** EXERCISE DIRECTIONS **
Find how many lines in the material contain "code"; your answer should be that number alone.

** RECORD SET **
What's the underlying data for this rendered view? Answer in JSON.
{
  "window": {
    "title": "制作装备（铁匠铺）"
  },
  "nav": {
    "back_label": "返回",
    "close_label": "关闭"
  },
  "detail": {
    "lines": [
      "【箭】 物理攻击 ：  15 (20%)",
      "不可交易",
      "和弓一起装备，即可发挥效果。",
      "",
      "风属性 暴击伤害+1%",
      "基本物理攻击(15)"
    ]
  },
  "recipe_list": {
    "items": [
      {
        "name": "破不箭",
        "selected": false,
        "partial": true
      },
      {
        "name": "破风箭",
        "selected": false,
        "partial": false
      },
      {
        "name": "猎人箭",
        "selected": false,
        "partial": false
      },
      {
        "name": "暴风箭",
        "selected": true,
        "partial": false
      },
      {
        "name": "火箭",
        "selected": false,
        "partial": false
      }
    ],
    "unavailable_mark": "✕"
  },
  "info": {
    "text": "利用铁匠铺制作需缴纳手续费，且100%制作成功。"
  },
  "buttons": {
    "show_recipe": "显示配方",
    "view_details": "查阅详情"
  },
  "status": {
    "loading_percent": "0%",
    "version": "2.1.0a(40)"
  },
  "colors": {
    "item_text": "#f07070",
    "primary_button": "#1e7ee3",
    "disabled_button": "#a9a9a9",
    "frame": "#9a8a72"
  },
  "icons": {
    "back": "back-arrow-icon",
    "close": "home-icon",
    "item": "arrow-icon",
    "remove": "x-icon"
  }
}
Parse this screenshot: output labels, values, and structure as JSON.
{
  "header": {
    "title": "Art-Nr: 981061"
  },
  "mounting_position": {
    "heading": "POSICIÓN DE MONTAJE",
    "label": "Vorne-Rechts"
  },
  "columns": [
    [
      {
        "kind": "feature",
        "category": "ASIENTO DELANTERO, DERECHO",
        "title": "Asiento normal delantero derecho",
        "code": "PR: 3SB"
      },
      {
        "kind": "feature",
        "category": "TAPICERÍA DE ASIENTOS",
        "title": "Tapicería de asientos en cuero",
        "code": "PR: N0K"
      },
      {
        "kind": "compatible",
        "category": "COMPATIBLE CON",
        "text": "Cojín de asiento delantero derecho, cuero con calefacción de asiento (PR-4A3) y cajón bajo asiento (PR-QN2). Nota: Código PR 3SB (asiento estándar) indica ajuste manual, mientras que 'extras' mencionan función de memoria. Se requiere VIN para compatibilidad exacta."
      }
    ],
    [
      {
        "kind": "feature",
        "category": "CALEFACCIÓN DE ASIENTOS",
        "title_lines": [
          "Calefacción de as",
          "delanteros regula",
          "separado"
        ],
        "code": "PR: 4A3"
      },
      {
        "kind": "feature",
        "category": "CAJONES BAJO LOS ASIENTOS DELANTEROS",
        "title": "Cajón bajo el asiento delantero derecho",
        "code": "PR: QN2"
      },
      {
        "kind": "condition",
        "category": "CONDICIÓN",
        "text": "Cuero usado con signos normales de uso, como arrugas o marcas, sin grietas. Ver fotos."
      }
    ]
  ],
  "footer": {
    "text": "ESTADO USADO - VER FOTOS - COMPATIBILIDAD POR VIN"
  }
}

** CORRECT OUTPUT **
4